## [Do this]
Retype the whole listing, please, keeping every line exact and dropping the pictures.

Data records
::::::::

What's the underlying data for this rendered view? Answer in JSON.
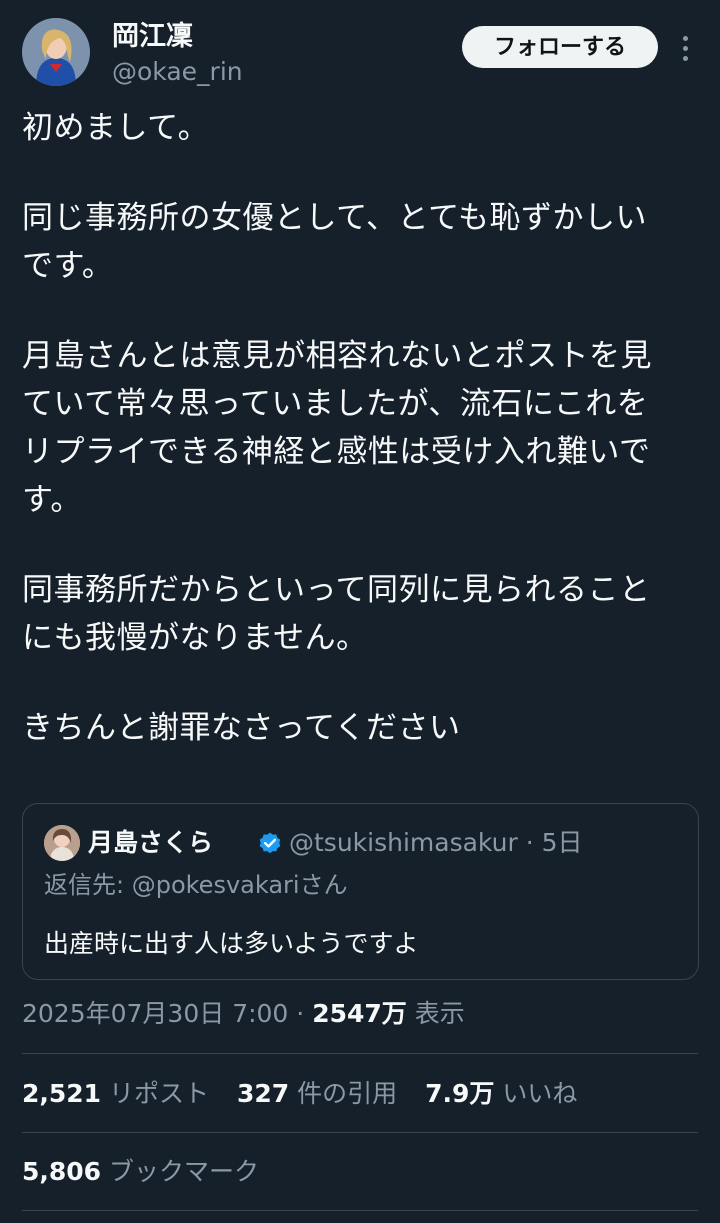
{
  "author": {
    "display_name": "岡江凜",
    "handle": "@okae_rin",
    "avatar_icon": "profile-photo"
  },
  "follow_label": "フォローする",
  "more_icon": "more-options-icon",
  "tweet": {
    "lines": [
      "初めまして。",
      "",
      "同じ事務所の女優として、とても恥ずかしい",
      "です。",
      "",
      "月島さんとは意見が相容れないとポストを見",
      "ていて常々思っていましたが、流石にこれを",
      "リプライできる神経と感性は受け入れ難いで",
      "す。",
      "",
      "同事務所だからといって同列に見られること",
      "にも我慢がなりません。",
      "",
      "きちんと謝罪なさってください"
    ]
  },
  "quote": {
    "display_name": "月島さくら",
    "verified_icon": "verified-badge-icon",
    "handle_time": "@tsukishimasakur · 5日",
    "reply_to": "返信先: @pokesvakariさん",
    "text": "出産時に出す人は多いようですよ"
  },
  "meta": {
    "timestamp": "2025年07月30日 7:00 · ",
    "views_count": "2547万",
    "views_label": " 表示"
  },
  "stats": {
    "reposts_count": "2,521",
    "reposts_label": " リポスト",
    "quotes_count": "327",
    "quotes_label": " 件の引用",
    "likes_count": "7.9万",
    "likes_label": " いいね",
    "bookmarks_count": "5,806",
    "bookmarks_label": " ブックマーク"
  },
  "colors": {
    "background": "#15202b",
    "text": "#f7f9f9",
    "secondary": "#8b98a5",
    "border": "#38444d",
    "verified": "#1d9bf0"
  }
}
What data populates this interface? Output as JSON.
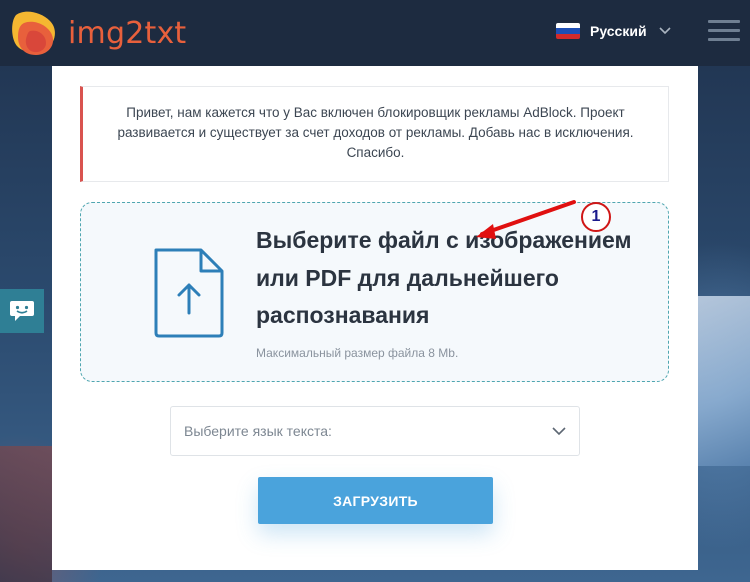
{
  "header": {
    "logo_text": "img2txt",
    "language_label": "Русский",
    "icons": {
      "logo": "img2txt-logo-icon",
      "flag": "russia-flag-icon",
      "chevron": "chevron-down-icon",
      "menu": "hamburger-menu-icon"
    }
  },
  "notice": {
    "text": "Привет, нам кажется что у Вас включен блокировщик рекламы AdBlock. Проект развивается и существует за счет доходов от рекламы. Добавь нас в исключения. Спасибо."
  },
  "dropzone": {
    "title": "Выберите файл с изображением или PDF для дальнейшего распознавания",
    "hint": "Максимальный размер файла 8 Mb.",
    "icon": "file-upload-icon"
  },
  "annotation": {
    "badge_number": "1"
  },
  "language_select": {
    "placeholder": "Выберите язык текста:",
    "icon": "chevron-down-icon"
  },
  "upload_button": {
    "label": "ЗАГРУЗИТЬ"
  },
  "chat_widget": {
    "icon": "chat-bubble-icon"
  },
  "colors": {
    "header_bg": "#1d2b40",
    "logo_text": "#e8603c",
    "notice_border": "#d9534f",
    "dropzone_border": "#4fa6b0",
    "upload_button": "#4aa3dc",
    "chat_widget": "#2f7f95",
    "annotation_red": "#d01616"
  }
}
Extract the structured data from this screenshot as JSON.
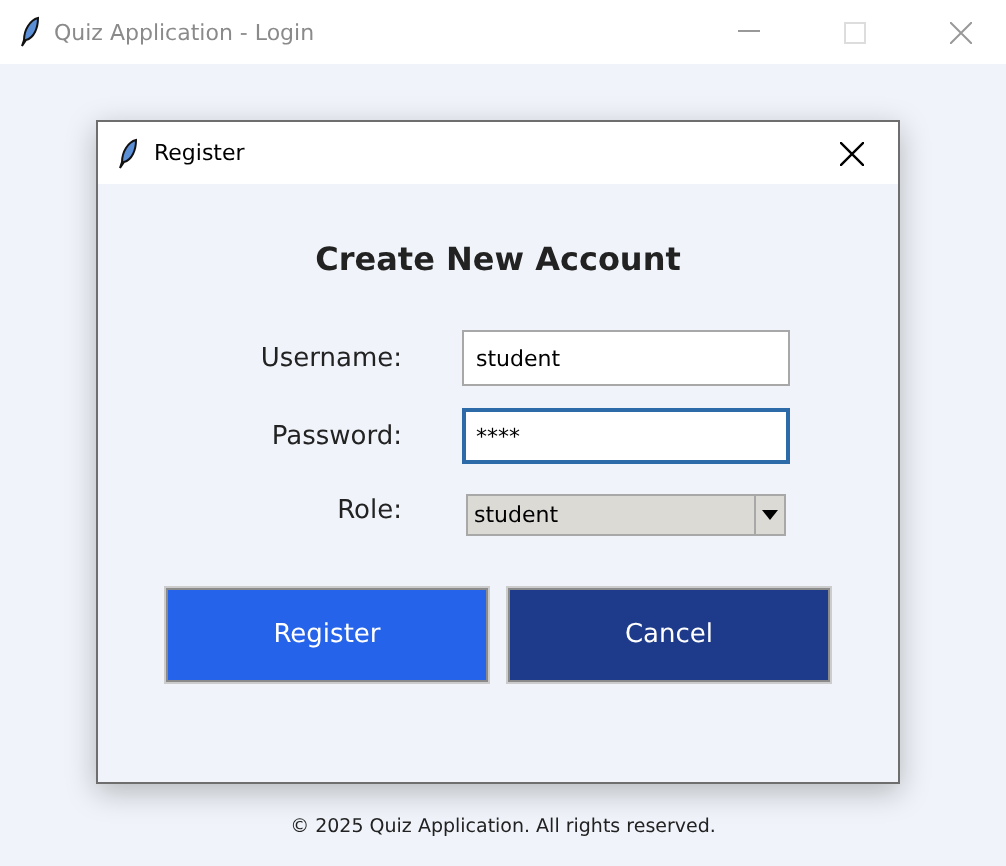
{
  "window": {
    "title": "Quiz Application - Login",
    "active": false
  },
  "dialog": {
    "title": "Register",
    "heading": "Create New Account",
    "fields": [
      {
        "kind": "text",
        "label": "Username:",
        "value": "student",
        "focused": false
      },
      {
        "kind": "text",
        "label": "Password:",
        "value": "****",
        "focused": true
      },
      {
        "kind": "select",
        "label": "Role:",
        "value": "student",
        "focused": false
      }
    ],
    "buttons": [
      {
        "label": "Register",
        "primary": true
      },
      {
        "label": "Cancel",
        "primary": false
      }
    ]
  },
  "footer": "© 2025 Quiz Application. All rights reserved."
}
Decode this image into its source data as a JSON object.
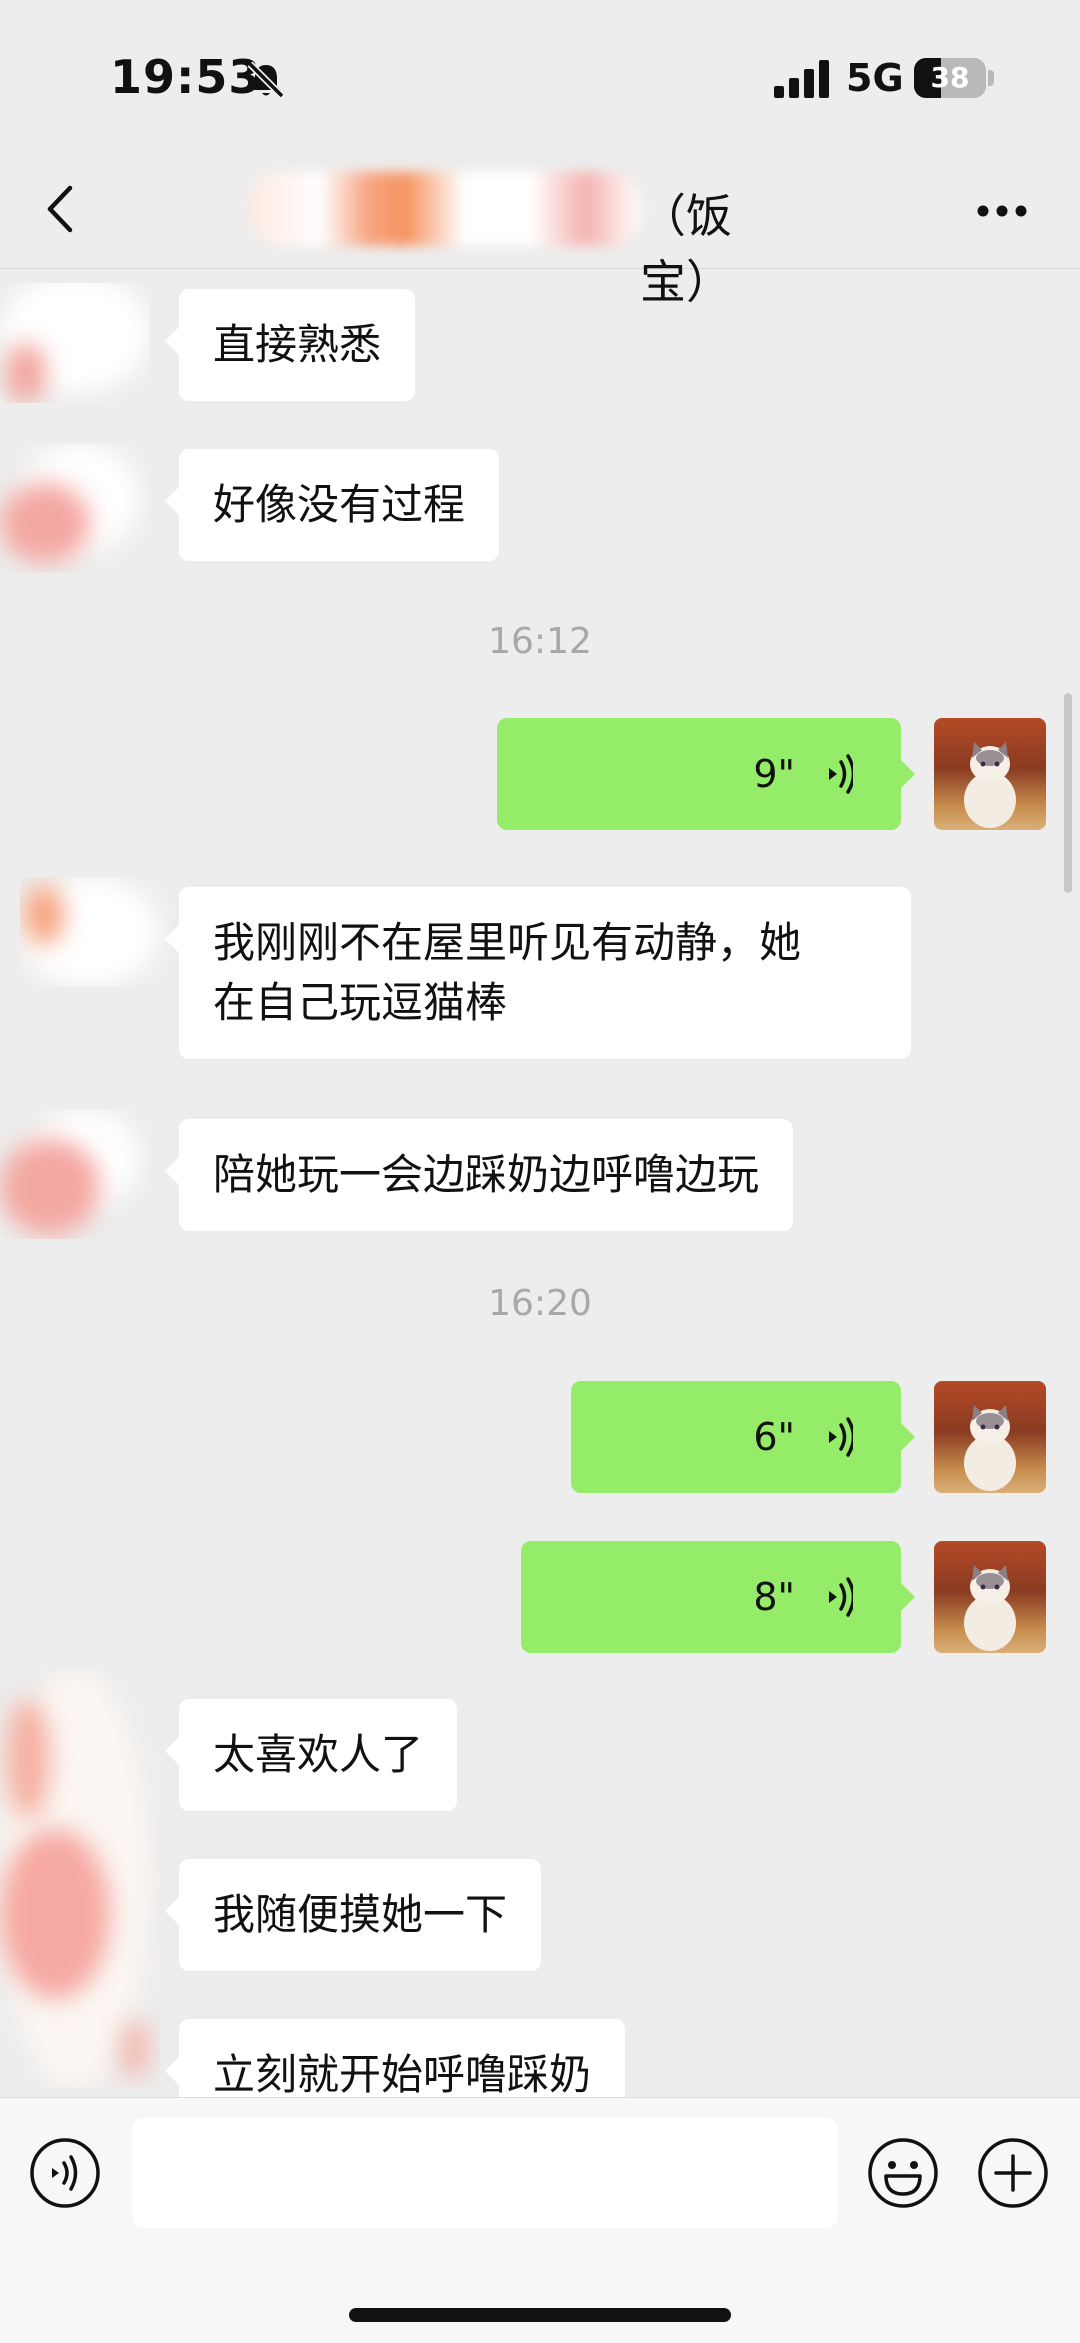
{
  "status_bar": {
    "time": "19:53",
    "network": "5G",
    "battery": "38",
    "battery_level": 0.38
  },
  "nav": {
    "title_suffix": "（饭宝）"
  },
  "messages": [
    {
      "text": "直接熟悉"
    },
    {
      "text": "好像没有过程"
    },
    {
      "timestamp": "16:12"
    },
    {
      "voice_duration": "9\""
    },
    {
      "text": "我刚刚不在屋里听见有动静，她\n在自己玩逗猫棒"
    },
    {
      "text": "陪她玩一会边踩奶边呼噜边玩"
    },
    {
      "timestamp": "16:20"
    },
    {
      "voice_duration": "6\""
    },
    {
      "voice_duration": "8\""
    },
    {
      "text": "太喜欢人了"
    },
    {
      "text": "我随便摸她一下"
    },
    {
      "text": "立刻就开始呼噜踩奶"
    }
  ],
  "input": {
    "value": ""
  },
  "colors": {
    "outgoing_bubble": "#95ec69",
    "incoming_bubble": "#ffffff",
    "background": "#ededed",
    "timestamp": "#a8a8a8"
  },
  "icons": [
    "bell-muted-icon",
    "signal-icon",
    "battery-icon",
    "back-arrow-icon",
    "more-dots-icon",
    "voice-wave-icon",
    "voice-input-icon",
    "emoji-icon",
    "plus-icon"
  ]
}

::::::::

## [The result]
What's the underlying data for this rendered view? Answer in JSON.
{
  "author": {
    "display_name": "岡江凜",
    "handle": "@okae_rin",
    "avatar_icon": "profile-photo"
  },
  "follow_label": "フォローする",
  "more_icon": "more-options-icon",
  "tweet": {
    "lines": [
      "初めまして。",
      "",
      "同じ事務所の女優として、とても恥ずかしい",
      "です。",
      "",
      "月島さんとは意見が相容れないとポストを見",
      "ていて常々思っていましたが、流石にこれを",
      "リプライできる神経と感性は受け入れ難いで",
      "す。",
      "",
      "同事務所だからといって同列に見られること",
      "にも我慢がなりません。",
      "",
      "きちんと謝罪なさってください"
    ]
  },
  "quote": {
    "display_name": "月島さくら",
    "verified_icon": "verified-badge-icon",
    "handle_time": "@tsukishimasakur · 5日",
    "reply_to": "返信先: @pokesvakariさん",
    "text": "出産時に出す人は多いようですよ"
  },
  "meta": {
    "timestamp": "2025年07月30日 7:00 · ",
    "views_count": "2547万",
    "views_label": " 表示"
  },
  "stats": {
    "reposts_count": "2,521",
    "reposts_label": " リポスト",
    "quotes_count": "327",
    "quotes_label": " 件の引用",
    "likes_count": "7.9万",
    "likes_label": " いいね",
    "bookmarks_count": "5,806",
    "bookmarks_label": " ブックマーク"
  },
  "colors": {
    "background": "#15202b",
    "text": "#f7f9f9",
    "secondary": "#8b98a5",
    "border": "#38444d",
    "verified": "#1d9bf0"
  }
}
What data populates this interface? Output as JSON.
{
  "header": {
    "logo_text": "img2txt",
    "language_label": "Русский",
    "icons": {
      "logo": "img2txt-logo-icon",
      "flag": "russia-flag-icon",
      "chevron": "chevron-down-icon",
      "menu": "hamburger-menu-icon"
    }
  },
  "notice": {
    "text": "Привет, нам кажется что у Вас включен блокировщик рекламы AdBlock. Проект развивается и существует за счет доходов от рекламы. Добавь нас в исключения. Спасибо."
  },
  "dropzone": {
    "title": "Выберите файл с изображением или PDF для дальнейшего распознавания",
    "hint": "Максимальный размер файла 8 Mb.",
    "icon": "file-upload-icon"
  },
  "annotation": {
    "badge_number": "1"
  },
  "language_select": {
    "placeholder": "Выберите язык текста:",
    "icon": "chevron-down-icon"
  },
  "upload_button": {
    "label": "ЗАГРУЗИТЬ"
  },
  "chat_widget": {
    "icon": "chat-bubble-icon"
  },
  "colors": {
    "header_bg": "#1d2b40",
    "logo_text": "#e8603c",
    "notice_border": "#d9534f",
    "dropzone_border": "#4fa6b0",
    "upload_button": "#4aa3dc",
    "chat_widget": "#2f7f95",
    "annotation_red": "#d01616"
  }
}
Extract the structured data from this screenshot as JSON.
{
  "window": {
    "title": "Quiz Application - Login",
    "active": false
  },
  "dialog": {
    "title": "Register",
    "heading": "Create New Account",
    "fields": [
      {
        "kind": "text",
        "label": "Username:",
        "value": "student",
        "focused": false
      },
      {
        "kind": "text",
        "label": "Password:",
        "value": "****",
        "focused": true
      },
      {
        "kind": "select",
        "label": "Role:",
        "value": "student",
        "focused": false
      }
    ],
    "buttons": [
      {
        "label": "Register",
        "primary": true
      },
      {
        "label": "Cancel",
        "primary": false
      }
    ]
  },
  "footer": "© 2025 Quiz Application. All rights reserved."
}
Decode this image into its source data as a JSON object.
{
  "status_bar": {
    "time": "19:53",
    "network": "5G",
    "battery": "38",
    "battery_level": 0.38
  },
  "nav": {
    "title_suffix": "（饭宝）"
  },
  "messages": [
    {
      "text": "直接熟悉"
    },
    {
      "text": "好像没有过程"
    },
    {
      "timestamp": "16:12"
    },
    {
      "voice_duration": "9\""
    },
    {
      "text": "我刚刚不在屋里听见有动静，她\n在自己玩逗猫棒"
    },
    {
      "text": "陪她玩一会边踩奶边呼噜边玩"
    },
    {
      "timestamp": "16:20"
    },
    {
      "voice_duration": "6\""
    },
    {
      "voice_duration": "8\""
    },
    {
      "text": "太喜欢人了"
    },
    {
      "text": "我随便摸她一下"
    },
    {
      "text": "立刻就开始呼噜踩奶"
    }
  ],
  "input": {
    "value": ""
  },
  "colors": {
    "outgoing_bubble": "#95ec69",
    "incoming_bubble": "#ffffff",
    "background": "#ededed",
    "timestamp": "#a8a8a8"
  },
  "icons": [
    "bell-muted-icon",
    "signal-icon",
    "battery-icon",
    "back-arrow-icon",
    "more-dots-icon",
    "voice-wave-icon",
    "voice-input-icon",
    "emoji-icon",
    "plus-icon"
  ]
}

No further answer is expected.